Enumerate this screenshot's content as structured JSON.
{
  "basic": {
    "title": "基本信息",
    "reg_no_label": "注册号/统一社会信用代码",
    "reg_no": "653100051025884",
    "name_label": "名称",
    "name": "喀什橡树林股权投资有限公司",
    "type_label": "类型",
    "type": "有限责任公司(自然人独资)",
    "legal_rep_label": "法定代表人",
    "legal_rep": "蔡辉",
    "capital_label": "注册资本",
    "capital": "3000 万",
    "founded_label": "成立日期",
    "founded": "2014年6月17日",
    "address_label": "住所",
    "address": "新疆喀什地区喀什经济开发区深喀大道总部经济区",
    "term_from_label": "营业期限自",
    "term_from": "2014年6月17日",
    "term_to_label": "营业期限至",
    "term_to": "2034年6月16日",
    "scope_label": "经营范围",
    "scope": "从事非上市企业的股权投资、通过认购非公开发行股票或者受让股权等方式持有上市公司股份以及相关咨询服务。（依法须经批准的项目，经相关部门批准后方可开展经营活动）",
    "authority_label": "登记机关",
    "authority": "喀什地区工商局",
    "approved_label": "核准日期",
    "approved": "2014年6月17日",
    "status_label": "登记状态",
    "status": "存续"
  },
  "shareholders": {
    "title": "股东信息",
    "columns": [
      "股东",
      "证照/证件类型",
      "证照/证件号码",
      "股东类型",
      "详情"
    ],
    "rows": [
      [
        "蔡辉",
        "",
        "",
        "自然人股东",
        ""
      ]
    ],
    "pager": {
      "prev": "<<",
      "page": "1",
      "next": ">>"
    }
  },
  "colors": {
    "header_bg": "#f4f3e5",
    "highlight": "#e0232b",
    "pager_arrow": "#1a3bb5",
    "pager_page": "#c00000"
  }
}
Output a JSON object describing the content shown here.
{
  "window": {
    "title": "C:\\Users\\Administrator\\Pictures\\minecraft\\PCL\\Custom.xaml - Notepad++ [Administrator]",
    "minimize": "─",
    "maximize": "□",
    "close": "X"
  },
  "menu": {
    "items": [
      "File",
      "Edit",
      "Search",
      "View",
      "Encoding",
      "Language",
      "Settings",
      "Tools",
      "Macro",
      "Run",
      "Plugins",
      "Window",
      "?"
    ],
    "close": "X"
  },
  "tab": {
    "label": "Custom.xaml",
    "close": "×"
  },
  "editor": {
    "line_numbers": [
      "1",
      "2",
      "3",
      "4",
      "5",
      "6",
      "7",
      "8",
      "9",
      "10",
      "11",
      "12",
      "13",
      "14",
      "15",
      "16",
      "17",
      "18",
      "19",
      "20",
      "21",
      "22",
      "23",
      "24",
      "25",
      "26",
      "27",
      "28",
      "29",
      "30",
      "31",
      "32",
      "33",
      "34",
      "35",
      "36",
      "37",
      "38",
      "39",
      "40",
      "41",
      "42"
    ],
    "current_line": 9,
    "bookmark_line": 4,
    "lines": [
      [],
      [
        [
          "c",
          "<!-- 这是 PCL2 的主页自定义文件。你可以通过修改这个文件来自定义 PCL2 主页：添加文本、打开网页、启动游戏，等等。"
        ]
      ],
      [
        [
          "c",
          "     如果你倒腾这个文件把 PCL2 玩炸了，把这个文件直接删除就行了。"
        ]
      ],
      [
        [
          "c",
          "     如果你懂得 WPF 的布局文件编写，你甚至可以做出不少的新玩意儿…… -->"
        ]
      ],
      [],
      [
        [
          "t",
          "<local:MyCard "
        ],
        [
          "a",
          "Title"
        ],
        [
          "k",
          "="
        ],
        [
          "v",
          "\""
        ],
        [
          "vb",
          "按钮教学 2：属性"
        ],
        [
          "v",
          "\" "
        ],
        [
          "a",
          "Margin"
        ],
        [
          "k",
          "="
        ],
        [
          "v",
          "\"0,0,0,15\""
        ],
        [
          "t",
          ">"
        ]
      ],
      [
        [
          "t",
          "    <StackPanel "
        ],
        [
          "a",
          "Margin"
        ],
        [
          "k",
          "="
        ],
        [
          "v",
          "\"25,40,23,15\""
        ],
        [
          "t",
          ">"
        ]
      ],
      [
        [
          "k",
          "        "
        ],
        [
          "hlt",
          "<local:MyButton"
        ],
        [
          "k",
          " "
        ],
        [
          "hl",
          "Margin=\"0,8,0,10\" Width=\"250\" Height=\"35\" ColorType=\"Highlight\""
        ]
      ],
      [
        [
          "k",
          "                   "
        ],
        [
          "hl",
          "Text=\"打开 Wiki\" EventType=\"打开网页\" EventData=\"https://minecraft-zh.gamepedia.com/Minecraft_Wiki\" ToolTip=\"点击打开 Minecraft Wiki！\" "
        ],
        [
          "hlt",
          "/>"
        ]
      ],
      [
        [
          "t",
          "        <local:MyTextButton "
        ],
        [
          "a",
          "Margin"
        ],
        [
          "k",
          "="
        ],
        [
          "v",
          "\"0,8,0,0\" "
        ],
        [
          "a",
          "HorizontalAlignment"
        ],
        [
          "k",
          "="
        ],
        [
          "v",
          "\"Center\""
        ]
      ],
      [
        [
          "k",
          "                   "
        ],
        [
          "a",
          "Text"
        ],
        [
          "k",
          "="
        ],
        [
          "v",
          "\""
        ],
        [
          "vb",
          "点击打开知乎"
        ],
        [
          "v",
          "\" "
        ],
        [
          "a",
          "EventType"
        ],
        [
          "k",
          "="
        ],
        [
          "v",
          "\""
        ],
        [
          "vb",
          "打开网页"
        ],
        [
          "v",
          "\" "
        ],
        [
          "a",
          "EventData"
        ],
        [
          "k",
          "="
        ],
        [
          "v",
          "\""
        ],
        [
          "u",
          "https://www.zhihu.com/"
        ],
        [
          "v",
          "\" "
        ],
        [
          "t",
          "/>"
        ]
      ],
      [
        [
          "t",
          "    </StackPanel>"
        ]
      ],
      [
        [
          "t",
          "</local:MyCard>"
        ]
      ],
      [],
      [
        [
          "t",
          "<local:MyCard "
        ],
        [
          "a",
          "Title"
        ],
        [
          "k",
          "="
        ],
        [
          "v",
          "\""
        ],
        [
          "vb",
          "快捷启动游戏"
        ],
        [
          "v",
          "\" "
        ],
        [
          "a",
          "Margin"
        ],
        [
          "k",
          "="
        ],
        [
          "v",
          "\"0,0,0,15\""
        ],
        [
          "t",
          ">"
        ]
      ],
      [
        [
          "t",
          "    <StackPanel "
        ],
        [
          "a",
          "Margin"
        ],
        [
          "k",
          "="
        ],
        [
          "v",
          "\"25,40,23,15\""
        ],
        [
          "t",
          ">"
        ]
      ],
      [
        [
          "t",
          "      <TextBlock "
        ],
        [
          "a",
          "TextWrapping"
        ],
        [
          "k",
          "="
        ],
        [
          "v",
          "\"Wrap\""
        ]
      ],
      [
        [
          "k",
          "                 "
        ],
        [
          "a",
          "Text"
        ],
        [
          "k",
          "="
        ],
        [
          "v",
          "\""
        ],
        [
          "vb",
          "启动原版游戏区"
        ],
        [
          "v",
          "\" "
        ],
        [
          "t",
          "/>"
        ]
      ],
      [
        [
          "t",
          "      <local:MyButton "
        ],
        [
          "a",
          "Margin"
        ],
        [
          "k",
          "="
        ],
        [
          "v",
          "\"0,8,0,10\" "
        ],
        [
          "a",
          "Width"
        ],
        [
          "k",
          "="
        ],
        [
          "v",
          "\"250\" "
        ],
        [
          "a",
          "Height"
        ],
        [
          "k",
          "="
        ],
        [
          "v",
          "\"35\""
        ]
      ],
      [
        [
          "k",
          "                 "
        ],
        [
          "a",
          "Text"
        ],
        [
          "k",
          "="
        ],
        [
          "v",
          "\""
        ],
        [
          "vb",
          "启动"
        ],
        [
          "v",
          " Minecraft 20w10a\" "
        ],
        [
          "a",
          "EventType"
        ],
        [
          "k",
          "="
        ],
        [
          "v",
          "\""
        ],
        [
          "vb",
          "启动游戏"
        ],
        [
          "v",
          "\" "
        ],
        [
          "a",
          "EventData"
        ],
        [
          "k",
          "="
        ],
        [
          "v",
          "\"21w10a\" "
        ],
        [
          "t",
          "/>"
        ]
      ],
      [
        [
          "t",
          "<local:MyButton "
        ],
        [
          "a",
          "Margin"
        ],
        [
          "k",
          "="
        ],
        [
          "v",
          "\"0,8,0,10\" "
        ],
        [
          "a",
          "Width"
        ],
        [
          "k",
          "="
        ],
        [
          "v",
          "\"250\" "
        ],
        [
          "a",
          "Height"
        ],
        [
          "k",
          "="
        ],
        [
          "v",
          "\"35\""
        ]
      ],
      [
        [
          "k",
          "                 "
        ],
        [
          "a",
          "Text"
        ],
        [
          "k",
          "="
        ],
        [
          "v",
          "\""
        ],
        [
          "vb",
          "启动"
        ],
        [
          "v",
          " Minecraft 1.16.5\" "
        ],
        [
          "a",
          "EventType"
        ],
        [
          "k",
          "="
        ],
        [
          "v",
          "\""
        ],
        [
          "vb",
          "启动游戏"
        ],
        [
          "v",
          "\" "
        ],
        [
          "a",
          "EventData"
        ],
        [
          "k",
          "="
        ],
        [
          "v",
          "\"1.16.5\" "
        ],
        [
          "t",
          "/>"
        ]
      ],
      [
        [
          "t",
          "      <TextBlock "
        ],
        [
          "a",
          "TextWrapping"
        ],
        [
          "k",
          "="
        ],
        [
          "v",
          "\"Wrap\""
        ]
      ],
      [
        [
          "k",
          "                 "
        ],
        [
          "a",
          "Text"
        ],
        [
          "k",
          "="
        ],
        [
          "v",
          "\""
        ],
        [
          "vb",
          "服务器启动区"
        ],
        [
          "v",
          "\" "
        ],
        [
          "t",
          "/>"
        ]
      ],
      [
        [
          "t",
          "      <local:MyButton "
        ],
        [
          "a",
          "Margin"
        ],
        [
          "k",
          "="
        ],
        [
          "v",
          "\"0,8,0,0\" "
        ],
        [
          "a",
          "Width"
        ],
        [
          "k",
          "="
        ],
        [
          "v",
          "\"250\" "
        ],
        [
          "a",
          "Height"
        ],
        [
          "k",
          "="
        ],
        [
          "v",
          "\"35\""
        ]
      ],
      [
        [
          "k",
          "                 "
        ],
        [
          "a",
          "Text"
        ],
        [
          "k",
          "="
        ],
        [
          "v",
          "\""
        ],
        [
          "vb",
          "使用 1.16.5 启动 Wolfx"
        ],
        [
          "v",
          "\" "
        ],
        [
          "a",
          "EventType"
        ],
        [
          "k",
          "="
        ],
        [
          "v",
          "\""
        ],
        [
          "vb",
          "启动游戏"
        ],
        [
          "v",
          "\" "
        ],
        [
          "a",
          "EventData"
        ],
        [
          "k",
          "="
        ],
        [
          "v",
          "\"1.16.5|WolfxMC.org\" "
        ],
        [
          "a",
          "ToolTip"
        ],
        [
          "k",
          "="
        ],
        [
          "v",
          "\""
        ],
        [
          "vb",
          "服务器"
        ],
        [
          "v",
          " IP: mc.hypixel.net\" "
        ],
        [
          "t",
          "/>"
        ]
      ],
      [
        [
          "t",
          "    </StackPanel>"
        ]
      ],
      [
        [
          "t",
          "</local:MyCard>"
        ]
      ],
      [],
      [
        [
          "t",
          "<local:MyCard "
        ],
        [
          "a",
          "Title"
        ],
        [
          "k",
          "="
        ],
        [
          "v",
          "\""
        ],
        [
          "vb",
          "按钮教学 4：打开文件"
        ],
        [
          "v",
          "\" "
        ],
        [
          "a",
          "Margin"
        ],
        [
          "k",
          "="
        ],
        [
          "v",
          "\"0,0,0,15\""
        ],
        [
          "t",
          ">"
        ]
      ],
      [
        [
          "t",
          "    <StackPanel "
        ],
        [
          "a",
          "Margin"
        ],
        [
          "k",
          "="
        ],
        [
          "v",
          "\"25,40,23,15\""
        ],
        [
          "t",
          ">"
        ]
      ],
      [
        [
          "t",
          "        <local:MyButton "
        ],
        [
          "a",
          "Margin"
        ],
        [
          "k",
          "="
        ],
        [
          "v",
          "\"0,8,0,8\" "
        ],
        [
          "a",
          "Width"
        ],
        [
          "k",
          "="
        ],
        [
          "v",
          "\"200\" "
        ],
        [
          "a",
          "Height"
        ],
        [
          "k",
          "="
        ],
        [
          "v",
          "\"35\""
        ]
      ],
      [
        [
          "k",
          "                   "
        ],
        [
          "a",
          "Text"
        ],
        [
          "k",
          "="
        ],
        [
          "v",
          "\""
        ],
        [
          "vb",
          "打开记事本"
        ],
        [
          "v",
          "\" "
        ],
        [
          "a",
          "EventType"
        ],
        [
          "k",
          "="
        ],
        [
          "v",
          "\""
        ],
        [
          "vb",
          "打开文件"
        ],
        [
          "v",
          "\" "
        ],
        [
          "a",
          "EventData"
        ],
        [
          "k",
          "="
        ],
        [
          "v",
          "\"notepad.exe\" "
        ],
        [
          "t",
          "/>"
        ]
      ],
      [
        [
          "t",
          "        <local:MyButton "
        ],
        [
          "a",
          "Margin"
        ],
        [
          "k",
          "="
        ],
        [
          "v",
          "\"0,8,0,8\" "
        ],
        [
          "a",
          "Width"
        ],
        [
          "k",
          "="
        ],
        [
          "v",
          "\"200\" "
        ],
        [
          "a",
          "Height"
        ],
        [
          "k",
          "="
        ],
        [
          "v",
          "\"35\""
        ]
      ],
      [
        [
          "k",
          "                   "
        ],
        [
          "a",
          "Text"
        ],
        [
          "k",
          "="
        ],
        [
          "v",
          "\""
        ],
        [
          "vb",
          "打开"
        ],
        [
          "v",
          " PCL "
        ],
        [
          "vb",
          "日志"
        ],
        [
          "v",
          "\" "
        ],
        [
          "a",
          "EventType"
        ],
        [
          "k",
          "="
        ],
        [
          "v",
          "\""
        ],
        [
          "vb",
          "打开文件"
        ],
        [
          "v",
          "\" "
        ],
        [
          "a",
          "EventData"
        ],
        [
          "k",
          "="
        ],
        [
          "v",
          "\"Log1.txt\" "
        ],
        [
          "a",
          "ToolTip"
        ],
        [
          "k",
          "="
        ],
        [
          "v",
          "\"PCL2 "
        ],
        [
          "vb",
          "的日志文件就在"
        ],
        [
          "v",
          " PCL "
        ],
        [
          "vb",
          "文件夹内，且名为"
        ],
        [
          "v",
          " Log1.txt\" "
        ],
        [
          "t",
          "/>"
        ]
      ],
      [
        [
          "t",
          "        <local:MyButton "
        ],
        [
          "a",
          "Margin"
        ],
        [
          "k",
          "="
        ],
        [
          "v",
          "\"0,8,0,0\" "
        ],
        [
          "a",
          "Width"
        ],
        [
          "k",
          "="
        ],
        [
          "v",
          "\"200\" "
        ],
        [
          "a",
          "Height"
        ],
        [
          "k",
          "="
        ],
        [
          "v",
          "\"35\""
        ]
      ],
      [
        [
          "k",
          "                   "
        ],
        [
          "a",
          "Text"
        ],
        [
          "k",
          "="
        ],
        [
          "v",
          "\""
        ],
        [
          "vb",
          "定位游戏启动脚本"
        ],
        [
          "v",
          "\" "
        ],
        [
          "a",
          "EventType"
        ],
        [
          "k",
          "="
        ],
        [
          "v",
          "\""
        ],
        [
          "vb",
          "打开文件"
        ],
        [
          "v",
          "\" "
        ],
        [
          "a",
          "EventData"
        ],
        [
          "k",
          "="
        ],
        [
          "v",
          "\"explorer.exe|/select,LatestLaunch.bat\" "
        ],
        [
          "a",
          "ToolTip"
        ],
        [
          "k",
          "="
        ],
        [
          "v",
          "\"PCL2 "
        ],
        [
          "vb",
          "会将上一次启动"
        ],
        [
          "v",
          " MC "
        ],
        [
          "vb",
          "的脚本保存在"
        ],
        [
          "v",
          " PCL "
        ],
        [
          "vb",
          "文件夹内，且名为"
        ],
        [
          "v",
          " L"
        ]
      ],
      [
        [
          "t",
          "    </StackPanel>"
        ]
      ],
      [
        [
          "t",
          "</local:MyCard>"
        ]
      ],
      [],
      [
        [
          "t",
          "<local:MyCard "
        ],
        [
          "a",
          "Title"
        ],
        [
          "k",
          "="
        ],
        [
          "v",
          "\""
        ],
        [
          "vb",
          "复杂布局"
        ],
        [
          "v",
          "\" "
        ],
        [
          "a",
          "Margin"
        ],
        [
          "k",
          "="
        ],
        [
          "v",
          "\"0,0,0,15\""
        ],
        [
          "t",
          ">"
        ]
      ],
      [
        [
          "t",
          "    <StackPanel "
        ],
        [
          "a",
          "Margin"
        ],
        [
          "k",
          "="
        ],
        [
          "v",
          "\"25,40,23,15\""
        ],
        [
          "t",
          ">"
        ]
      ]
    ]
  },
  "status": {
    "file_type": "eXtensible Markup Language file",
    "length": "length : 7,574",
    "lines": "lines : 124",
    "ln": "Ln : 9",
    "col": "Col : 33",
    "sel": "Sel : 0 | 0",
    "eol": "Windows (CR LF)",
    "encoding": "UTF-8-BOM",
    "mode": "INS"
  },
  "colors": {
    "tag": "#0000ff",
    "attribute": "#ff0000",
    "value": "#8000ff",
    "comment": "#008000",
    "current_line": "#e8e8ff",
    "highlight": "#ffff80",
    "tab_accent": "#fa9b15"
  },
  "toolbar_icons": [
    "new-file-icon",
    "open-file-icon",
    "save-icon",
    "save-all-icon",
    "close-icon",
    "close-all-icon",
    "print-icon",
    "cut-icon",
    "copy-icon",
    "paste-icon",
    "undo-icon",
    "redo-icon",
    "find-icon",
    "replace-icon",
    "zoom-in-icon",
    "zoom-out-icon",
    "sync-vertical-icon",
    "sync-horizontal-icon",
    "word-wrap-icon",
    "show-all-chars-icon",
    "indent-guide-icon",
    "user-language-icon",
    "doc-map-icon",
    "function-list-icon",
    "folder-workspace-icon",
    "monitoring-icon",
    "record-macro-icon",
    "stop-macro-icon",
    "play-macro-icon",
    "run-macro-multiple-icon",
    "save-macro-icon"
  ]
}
——
*Your instructions*: Among the entries, how many lines contain the string "close"? Give the number without anything else.

*The solution*: 5